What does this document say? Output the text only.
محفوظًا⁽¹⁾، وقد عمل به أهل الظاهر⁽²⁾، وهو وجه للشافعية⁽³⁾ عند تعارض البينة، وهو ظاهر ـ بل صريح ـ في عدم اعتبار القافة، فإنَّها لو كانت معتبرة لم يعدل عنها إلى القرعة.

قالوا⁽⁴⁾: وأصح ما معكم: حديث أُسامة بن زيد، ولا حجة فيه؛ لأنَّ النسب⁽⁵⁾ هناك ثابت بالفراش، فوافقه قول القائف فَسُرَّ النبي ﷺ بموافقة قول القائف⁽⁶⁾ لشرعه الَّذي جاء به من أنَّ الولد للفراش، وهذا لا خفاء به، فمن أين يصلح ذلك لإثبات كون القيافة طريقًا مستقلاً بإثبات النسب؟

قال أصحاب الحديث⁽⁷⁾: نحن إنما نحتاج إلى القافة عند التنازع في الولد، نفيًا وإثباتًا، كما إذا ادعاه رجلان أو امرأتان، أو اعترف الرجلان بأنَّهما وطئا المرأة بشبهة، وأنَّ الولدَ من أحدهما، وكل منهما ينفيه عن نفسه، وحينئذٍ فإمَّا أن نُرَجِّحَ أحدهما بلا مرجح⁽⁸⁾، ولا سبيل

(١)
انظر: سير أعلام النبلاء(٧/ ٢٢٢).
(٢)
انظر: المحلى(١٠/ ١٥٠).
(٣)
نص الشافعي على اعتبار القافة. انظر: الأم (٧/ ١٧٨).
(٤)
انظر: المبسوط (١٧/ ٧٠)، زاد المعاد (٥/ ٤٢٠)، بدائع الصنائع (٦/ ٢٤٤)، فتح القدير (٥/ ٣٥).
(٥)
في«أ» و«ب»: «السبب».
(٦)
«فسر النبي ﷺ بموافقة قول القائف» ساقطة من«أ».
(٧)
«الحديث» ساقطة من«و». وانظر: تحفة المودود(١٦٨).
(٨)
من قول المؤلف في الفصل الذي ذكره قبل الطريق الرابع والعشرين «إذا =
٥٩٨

========================================================================

Reply with nothing but the number of lines that contain the word "ساقطة".

2